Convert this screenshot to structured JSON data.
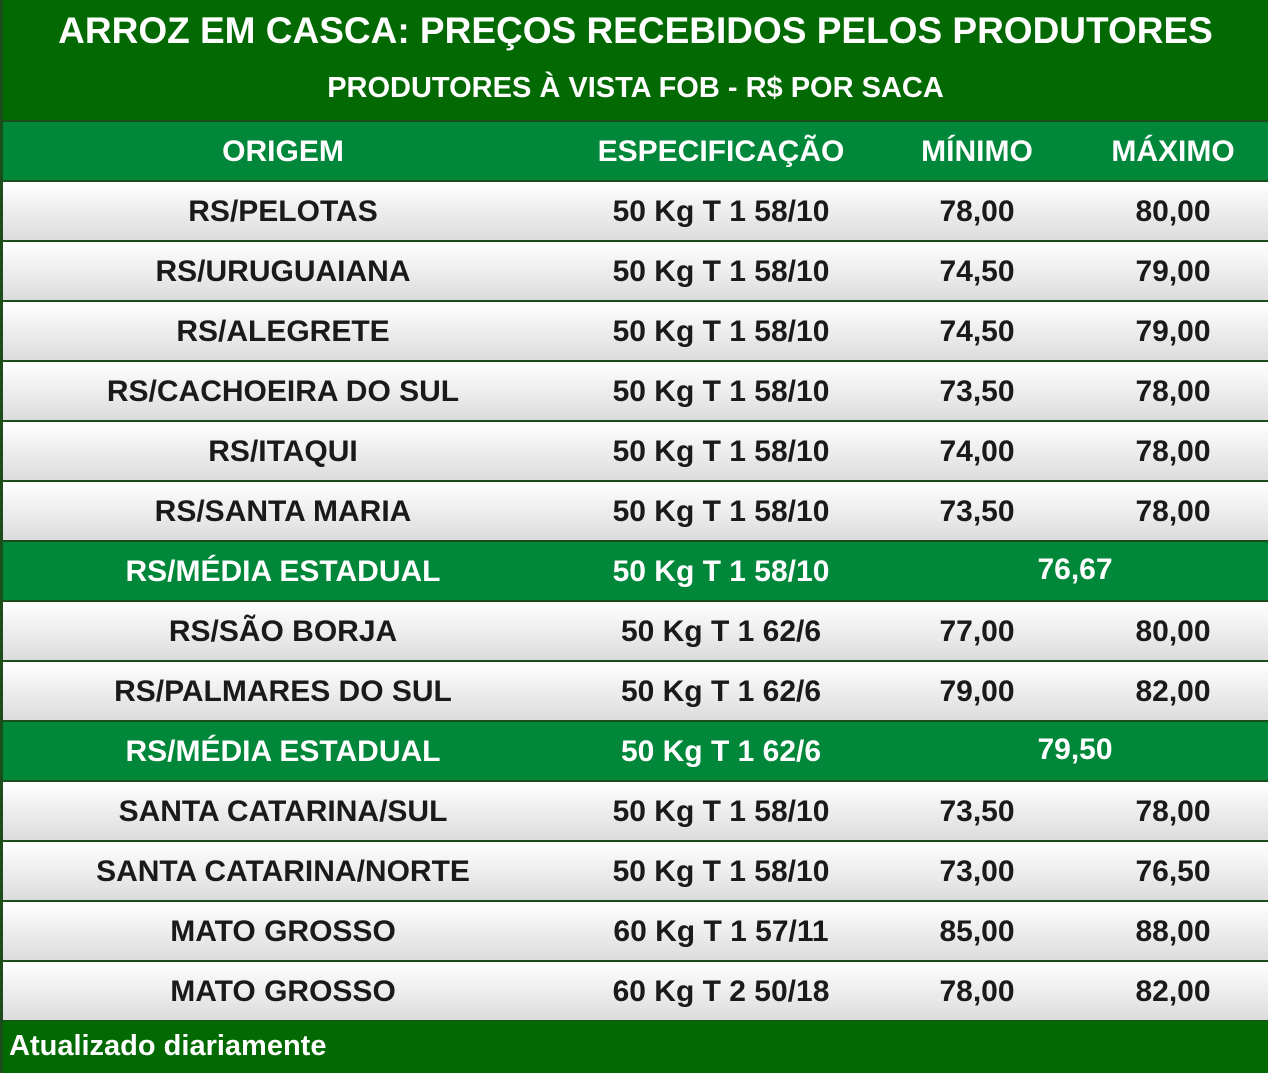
{
  "header": {
    "title": "ARROZ EM CASCA: PREÇOS RECEBIDOS PELOS PRODUTORES",
    "subtitle": "PRODUTORES À VISTA FOB - R$ POR SACA"
  },
  "table": {
    "columns": [
      "ORIGEM",
      "ESPECIFICAÇÃO",
      "MÍNIMO",
      "MÁXIMO"
    ],
    "rows": [
      [
        "RS/PELOTAS",
        "50 Kg T 1 58/10",
        "78,00",
        "80,00"
      ],
      [
        "RS/URUGUAIANA",
        "50 Kg T 1 58/10",
        "74,50",
        "79,00"
      ],
      [
        "RS/ALEGRETE",
        "50 Kg T 1 58/10",
        "74,50",
        "79,00"
      ],
      [
        "RS/CACHOEIRA DO SUL",
        "50 Kg T 1 58/10",
        "73,50",
        "78,00"
      ],
      [
        "RS/ITAQUI",
        "50 Kg T 1 58/10",
        "74,00",
        "78,00"
      ],
      [
        "RS/SANTA MARIA",
        "50 Kg T 1 58/10",
        "73,50",
        "78,00"
      ],
      [
        "RS/MÉDIA ESTADUAL",
        "50 Kg T 1 58/10",
        "76,67"
      ],
      [
        "RS/SÃO BORJA",
        "50 Kg T 1 62/6",
        "77,00",
        "80,00"
      ],
      [
        "RS/PALMARES DO SUL",
        "50 Kg T 1 62/6",
        "79,00",
        "82,00"
      ],
      [
        "RS/MÉDIA ESTADUAL",
        "50 Kg T 1 62/6",
        "79,50"
      ],
      [
        "SANTA CATARINA/SUL",
        "50 Kg T 1 58/10",
        "73,50",
        "78,00"
      ],
      [
        "SANTA CATARINA/NORTE",
        "50 Kg T 1 58/10",
        "73,00",
        "76,50"
      ],
      [
        "MATO GROSSO",
        "60 Kg T 1 57/11",
        "85,00",
        "88,00"
      ],
      [
        "MATO GROSSO",
        "60 Kg T 2 50/18",
        "78,00",
        "82,00"
      ]
    ]
  },
  "footer": {
    "note": "Atualizado diariamente"
  }
}
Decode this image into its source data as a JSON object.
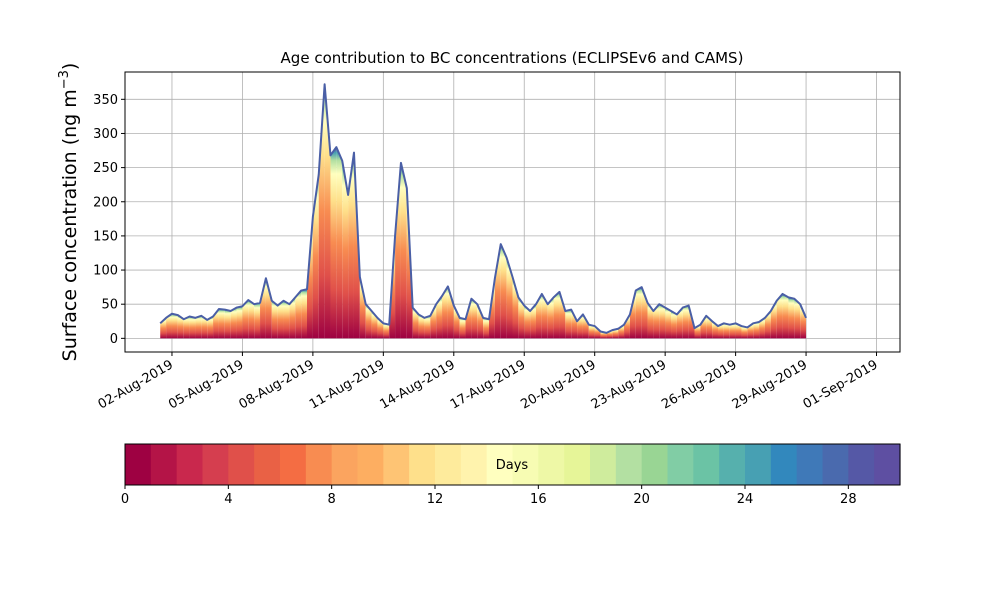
{
  "chart_data": {
    "type": "area",
    "title": "Age contribution to BC concentrations (ECLIPSEv6 and CAMS)",
    "ylabel": "Surface concentration (ng m",
    "ylabel_superscript": "−3",
    "ylabel_close": ")",
    "xlabel": "",
    "ylim": [
      -20,
      390
    ],
    "yticks": [
      0,
      50,
      100,
      150,
      200,
      250,
      300,
      350
    ],
    "xlim": [
      "2019-07-31T00:00",
      "2019-09-02T00:00"
    ],
    "xticks": [
      "02-Aug-2019",
      "05-Aug-2019",
      "08-Aug-2019",
      "11-Aug-2019",
      "14-Aug-2019",
      "17-Aug-2019",
      "20-Aug-2019",
      "23-Aug-2019",
      "26-Aug-2019",
      "29-Aug-2019",
      "01-Sep-2019"
    ],
    "xtick_dates": [
      "2019-08-02",
      "2019-08-05",
      "2019-08-08",
      "2019-08-11",
      "2019-08-14",
      "2019-08-17",
      "2019-08-20",
      "2019-08-23",
      "2019-08-26",
      "2019-08-29",
      "2019-09-01"
    ],
    "grid": true,
    "total_series": {
      "name": "",
      "color": "#4a5fa6",
      "points": [
        [
          "2019-08-01T12:00",
          22
        ],
        [
          "2019-08-01T18:00",
          30
        ],
        [
          "2019-08-02T00:00",
          36
        ],
        [
          "2019-08-02T06:00",
          34
        ],
        [
          "2019-08-02T12:00",
          28
        ],
        [
          "2019-08-02T18:00",
          32
        ],
        [
          "2019-08-03T00:00",
          30
        ],
        [
          "2019-08-03T06:00",
          33
        ],
        [
          "2019-08-03T12:00",
          27
        ],
        [
          "2019-08-03T18:00",
          32
        ],
        [
          "2019-08-04T00:00",
          43
        ],
        [
          "2019-08-04T06:00",
          42
        ],
        [
          "2019-08-04T12:00",
          40
        ],
        [
          "2019-08-04T18:00",
          45
        ],
        [
          "2019-08-05T00:00",
          47
        ],
        [
          "2019-08-05T06:00",
          56
        ],
        [
          "2019-08-05T12:00",
          50
        ],
        [
          "2019-08-05T18:00",
          52
        ],
        [
          "2019-08-06T00:00",
          88
        ],
        [
          "2019-08-06T06:00",
          55
        ],
        [
          "2019-08-06T12:00",
          48
        ],
        [
          "2019-08-06T18:00",
          55
        ],
        [
          "2019-08-07T00:00",
          50
        ],
        [
          "2019-08-07T06:00",
          60
        ],
        [
          "2019-08-07T12:00",
          70
        ],
        [
          "2019-08-07T18:00",
          72
        ],
        [
          "2019-08-08T00:00",
          178
        ],
        [
          "2019-08-08T06:00",
          240
        ],
        [
          "2019-08-08T12:00",
          372
        ],
        [
          "2019-08-08T18:00",
          268
        ],
        [
          "2019-08-09T00:00",
          280
        ],
        [
          "2019-08-09T06:00",
          260
        ],
        [
          "2019-08-09T12:00",
          210
        ],
        [
          "2019-08-09T18:00",
          272
        ],
        [
          "2019-08-10T00:00",
          90
        ],
        [
          "2019-08-10T06:00",
          50
        ],
        [
          "2019-08-10T12:00",
          40
        ],
        [
          "2019-08-10T18:00",
          30
        ],
        [
          "2019-08-11T00:00",
          22
        ],
        [
          "2019-08-11T06:00",
          20
        ],
        [
          "2019-08-11T12:00",
          150
        ],
        [
          "2019-08-11T18:00",
          257
        ],
        [
          "2019-08-12T00:00",
          220
        ],
        [
          "2019-08-12T06:00",
          45
        ],
        [
          "2019-08-12T12:00",
          35
        ],
        [
          "2019-08-12T18:00",
          30
        ],
        [
          "2019-08-13T00:00",
          33
        ],
        [
          "2019-08-13T06:00",
          50
        ],
        [
          "2019-08-13T12:00",
          62
        ],
        [
          "2019-08-13T18:00",
          76
        ],
        [
          "2019-08-14T00:00",
          48
        ],
        [
          "2019-08-14T06:00",
          30
        ],
        [
          "2019-08-14T12:00",
          28
        ],
        [
          "2019-08-14T18:00",
          58
        ],
        [
          "2019-08-15T00:00",
          50
        ],
        [
          "2019-08-15T06:00",
          30
        ],
        [
          "2019-08-15T12:00",
          28
        ],
        [
          "2019-08-15T18:00",
          88
        ],
        [
          "2019-08-16T00:00",
          138
        ],
        [
          "2019-08-16T06:00",
          118
        ],
        [
          "2019-08-16T12:00",
          90
        ],
        [
          "2019-08-16T18:00",
          60
        ],
        [
          "2019-08-17T00:00",
          48
        ],
        [
          "2019-08-17T06:00",
          40
        ],
        [
          "2019-08-17T12:00",
          50
        ],
        [
          "2019-08-17T18:00",
          65
        ],
        [
          "2019-08-18T00:00",
          50
        ],
        [
          "2019-08-18T06:00",
          60
        ],
        [
          "2019-08-18T12:00",
          68
        ],
        [
          "2019-08-18T18:00",
          40
        ],
        [
          "2019-08-19T00:00",
          42
        ],
        [
          "2019-08-19T06:00",
          25
        ],
        [
          "2019-08-19T12:00",
          35
        ],
        [
          "2019-08-19T18:00",
          20
        ],
        [
          "2019-08-20T00:00",
          18
        ],
        [
          "2019-08-20T06:00",
          10
        ],
        [
          "2019-08-20T12:00",
          8
        ],
        [
          "2019-08-20T18:00",
          12
        ],
        [
          "2019-08-21T00:00",
          14
        ],
        [
          "2019-08-21T06:00",
          20
        ],
        [
          "2019-08-21T12:00",
          35
        ],
        [
          "2019-08-21T18:00",
          70
        ],
        [
          "2019-08-22T00:00",
          75
        ],
        [
          "2019-08-22T06:00",
          52
        ],
        [
          "2019-08-22T12:00",
          40
        ],
        [
          "2019-08-22T18:00",
          50
        ],
        [
          "2019-08-23T00:00",
          45
        ],
        [
          "2019-08-23T06:00",
          40
        ],
        [
          "2019-08-23T12:00",
          35
        ],
        [
          "2019-08-23T18:00",
          45
        ],
        [
          "2019-08-24T00:00",
          48
        ],
        [
          "2019-08-24T06:00",
          15
        ],
        [
          "2019-08-24T12:00",
          20
        ],
        [
          "2019-08-24T18:00",
          33
        ],
        [
          "2019-08-25T00:00",
          25
        ],
        [
          "2019-08-25T06:00",
          18
        ],
        [
          "2019-08-25T12:00",
          22
        ],
        [
          "2019-08-25T18:00",
          20
        ],
        [
          "2019-08-26T00:00",
          22
        ],
        [
          "2019-08-26T06:00",
          18
        ],
        [
          "2019-08-26T12:00",
          16
        ],
        [
          "2019-08-26T18:00",
          22
        ],
        [
          "2019-08-27T00:00",
          24
        ],
        [
          "2019-08-27T06:00",
          30
        ],
        [
          "2019-08-27T12:00",
          40
        ],
        [
          "2019-08-27T18:00",
          55
        ],
        [
          "2019-08-28T00:00",
          65
        ],
        [
          "2019-08-28T06:00",
          60
        ],
        [
          "2019-08-28T12:00",
          58
        ],
        [
          "2019-08-28T18:00",
          50
        ],
        [
          "2019-08-29T00:00",
          30
        ]
      ]
    },
    "colorbar": {
      "label": "Days",
      "min": 0,
      "max": 30,
      "ticks": [
        0,
        4,
        8,
        12,
        16,
        20,
        24,
        28
      ],
      "colormap": "Spectral",
      "colors": [
        "#9e0142",
        "#b41447",
        "#c9284d",
        "#d53e4f",
        "#e0504a",
        "#e96145",
        "#f46d43",
        "#f88c51",
        "#fba45f",
        "#fdae61",
        "#fec474",
        "#fee08b",
        "#feeb9c",
        "#fff3ad",
        "#ffffbf",
        "#f7fcb3",
        "#eef8a6",
        "#e6f598",
        "#cfec9d",
        "#b3e0a2",
        "#99d594",
        "#81cda5",
        "#6bc3a5",
        "#56b0ad",
        "#47a0b3",
        "#3288bd",
        "#3f79b8",
        "#4a6aae",
        "#5558a6",
        "#5e4fa2"
      ]
    }
  }
}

WRITTEN EXERCISE
Among the lines above, count those containing the word "SANTA" and give nothing but the result.

CORRECT ANSWER
3